* **Problem details**
In the listing that follows, how many lines contain the string "Sensores"? Provide only the number.

--- BEGIN ---

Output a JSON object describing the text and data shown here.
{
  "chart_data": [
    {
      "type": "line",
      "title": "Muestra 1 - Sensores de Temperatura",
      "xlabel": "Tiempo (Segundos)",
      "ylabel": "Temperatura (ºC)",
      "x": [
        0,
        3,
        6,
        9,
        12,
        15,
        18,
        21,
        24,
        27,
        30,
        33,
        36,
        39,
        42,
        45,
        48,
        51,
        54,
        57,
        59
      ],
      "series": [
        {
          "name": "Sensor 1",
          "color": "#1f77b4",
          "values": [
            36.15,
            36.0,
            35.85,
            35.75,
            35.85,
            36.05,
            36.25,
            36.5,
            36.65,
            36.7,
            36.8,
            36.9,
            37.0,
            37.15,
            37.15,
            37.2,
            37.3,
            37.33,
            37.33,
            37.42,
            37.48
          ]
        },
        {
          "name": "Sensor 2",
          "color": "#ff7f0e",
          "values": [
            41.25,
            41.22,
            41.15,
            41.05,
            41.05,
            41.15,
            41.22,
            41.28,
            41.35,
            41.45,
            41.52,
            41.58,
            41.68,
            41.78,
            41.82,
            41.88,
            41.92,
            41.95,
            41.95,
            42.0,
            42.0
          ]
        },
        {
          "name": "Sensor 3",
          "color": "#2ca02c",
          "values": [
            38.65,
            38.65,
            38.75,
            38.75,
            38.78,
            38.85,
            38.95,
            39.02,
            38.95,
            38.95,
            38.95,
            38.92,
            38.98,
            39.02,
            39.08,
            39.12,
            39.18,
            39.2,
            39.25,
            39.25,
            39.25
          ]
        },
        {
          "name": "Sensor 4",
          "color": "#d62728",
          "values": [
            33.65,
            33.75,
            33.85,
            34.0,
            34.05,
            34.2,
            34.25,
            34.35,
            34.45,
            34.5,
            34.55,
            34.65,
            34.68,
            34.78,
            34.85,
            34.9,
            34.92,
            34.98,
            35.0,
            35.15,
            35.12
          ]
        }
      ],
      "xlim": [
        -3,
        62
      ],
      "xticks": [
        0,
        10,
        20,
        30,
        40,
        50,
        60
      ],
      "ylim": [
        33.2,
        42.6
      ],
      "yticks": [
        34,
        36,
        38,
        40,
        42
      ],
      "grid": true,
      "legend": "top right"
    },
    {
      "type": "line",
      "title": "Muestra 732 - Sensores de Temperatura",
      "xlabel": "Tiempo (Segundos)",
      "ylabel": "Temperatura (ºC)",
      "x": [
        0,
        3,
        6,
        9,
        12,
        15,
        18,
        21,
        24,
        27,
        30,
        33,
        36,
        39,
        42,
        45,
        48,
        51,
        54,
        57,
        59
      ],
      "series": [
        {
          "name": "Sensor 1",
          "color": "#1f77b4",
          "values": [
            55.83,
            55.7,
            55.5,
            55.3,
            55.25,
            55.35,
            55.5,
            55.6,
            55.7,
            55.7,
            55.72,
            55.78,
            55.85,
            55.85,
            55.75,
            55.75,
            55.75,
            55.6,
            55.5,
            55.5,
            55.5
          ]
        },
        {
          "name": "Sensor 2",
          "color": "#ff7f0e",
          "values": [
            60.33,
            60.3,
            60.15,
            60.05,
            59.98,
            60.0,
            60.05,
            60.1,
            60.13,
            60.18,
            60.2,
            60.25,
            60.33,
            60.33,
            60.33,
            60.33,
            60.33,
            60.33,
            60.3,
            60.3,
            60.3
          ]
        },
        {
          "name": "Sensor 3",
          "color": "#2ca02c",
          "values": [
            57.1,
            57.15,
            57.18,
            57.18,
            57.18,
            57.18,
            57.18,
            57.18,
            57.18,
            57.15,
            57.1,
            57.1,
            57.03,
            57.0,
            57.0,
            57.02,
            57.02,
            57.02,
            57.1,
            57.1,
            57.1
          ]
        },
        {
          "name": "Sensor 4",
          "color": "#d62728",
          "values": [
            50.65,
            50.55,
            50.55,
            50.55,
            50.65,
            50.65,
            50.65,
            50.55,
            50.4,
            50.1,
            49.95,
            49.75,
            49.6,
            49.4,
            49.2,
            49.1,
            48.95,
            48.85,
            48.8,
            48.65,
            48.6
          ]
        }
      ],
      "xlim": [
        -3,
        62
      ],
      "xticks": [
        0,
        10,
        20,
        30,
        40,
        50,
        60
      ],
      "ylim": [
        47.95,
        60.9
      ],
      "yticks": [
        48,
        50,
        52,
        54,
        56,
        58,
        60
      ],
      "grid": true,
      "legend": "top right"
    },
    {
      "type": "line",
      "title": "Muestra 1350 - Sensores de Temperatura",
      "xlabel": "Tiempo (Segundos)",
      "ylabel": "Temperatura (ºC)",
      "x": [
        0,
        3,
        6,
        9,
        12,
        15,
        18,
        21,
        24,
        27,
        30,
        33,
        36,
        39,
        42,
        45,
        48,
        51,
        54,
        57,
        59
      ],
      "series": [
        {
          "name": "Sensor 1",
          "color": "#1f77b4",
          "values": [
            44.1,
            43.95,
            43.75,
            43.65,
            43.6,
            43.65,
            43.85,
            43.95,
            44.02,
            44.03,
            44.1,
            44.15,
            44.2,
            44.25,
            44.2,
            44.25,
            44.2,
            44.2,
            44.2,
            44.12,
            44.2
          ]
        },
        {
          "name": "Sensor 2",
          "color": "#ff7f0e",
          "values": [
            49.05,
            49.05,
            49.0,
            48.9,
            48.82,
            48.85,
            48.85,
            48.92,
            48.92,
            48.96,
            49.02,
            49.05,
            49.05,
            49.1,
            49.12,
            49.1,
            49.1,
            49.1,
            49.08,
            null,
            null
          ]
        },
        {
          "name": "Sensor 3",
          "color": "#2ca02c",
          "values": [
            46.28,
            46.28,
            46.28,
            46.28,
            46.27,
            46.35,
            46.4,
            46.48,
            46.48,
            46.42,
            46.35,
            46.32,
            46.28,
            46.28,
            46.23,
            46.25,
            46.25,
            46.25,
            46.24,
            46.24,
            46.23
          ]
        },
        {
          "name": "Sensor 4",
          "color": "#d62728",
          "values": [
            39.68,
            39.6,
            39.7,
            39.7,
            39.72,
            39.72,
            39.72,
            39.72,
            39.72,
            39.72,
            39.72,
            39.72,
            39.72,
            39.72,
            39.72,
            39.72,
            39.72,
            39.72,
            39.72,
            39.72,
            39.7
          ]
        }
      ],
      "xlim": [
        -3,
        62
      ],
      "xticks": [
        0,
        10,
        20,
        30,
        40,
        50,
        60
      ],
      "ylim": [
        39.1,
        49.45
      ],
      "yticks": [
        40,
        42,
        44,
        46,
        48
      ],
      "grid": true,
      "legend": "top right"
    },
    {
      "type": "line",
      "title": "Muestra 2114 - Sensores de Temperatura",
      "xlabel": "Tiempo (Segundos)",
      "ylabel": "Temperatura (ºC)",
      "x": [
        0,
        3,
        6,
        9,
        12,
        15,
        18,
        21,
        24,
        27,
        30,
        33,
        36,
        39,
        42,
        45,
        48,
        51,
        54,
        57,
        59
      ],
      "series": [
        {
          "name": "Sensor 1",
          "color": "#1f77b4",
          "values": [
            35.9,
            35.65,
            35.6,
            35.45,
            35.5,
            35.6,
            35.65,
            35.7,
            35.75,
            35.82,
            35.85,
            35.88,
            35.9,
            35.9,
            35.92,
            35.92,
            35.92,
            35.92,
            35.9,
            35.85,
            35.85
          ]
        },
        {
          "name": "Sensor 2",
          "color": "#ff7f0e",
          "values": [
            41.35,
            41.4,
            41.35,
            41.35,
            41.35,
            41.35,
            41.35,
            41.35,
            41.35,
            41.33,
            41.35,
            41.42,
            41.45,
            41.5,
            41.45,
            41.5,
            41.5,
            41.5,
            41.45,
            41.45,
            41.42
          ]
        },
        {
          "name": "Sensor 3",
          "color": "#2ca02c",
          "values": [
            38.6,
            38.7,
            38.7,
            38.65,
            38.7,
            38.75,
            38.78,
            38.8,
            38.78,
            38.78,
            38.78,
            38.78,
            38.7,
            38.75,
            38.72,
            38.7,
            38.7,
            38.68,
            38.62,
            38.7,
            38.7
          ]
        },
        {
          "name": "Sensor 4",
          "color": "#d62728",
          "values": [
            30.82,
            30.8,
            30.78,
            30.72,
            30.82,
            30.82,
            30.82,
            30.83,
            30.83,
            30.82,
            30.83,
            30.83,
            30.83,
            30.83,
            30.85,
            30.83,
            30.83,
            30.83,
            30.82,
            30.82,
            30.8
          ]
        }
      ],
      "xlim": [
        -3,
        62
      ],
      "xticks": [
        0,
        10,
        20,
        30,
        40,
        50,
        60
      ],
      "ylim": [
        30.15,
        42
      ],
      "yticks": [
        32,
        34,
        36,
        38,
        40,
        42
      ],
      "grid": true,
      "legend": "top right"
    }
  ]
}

--- END ---

* **Exercise answer**
4